(Stored entries)
□ □ □

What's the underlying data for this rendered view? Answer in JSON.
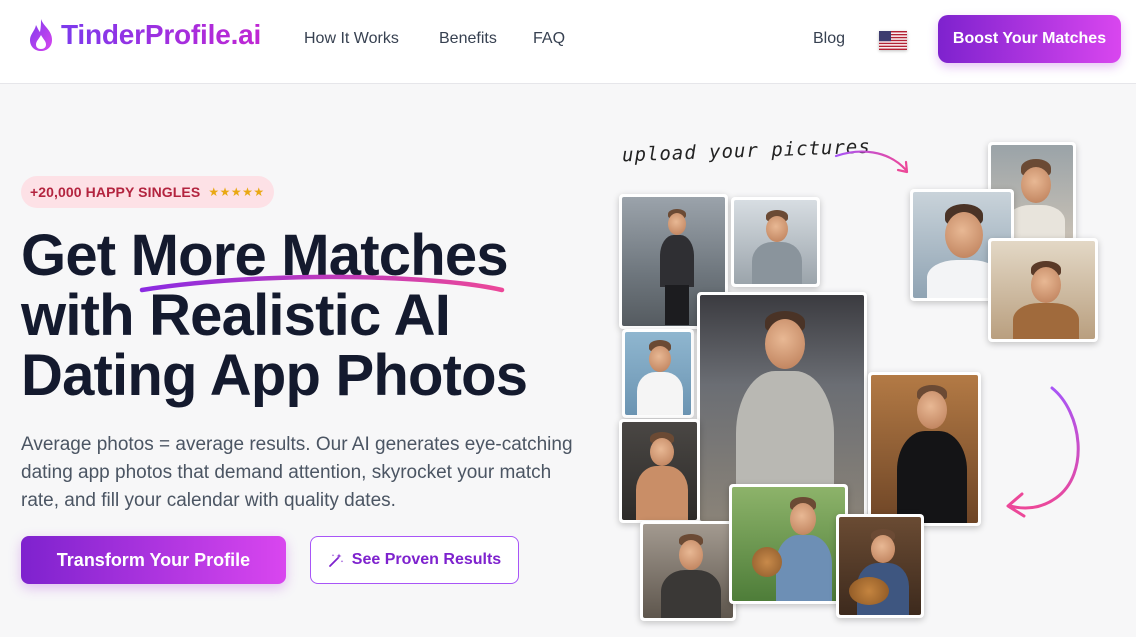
{
  "nav": {
    "logo_text": "TinderProfile.ai",
    "links": [
      "How It Works",
      "Benefits",
      "FAQ"
    ],
    "blog": "Blog",
    "flag_icon": "us-flag-icon",
    "boost_button": "Boost Your Matches"
  },
  "hero": {
    "badge_text": "+20,000 HAPPY SINGLES",
    "badge_stars": "★★★★★",
    "headline": {
      "line1": "Get More Matches",
      "line2": "with Realistic AI",
      "line3": "Dating App Photos"
    },
    "subtext": "Average photos = average results. Our AI generates eye-catching dating app photos that demand attention, skyrocket your match rate, and fill your calendar with quality dates.",
    "primary_cta": "Transform Your Profile",
    "secondary_cta": "See Proven Results",
    "secondary_cta_icon": "magic-wand-icon"
  },
  "gallery": {
    "upload_label": "upload your pictures"
  },
  "colors": {
    "brand_purple": "#7e22ce",
    "brand_pink": "#d946ef",
    "headline": "#141a2e",
    "badge_bg": "#fde1e6"
  }
}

□ □ □

● **Short exercise**
Transcribe every line from the records above without alteration, and leave out the images.

● **Correct output**
What's the underlying data for this rendered view? Answer in JSON.
{
  "nav": {
    "logo_text": "TinderProfile.ai",
    "links": [
      "How It Works",
      "Benefits",
      "FAQ"
    ],
    "blog": "Blog",
    "flag_icon": "us-flag-icon",
    "boost_button": "Boost Your Matches"
  },
  "hero": {
    "badge_text": "+20,000 HAPPY SINGLES",
    "badge_stars": "★★★★★",
    "headline": {
      "line1": "Get More Matches",
      "line2": "with Realistic AI",
      "line3": "Dating App Photos"
    },
    "subtext": "Average photos = average results. Our AI generates eye-catching dating app photos that demand attention, skyrocket your match rate, and fill your calendar with quality dates.",
    "primary_cta": "Transform Your Profile",
    "secondary_cta": "See Proven Results",
    "secondary_cta_icon": "magic-wand-icon"
  },
  "gallery": {
    "upload_label": "upload your pictures"
  },
  "colors": {
    "brand_purple": "#7e22ce",
    "brand_pink": "#d946ef",
    "headline": "#141a2e",
    "badge_bg": "#fde1e6"
  }
}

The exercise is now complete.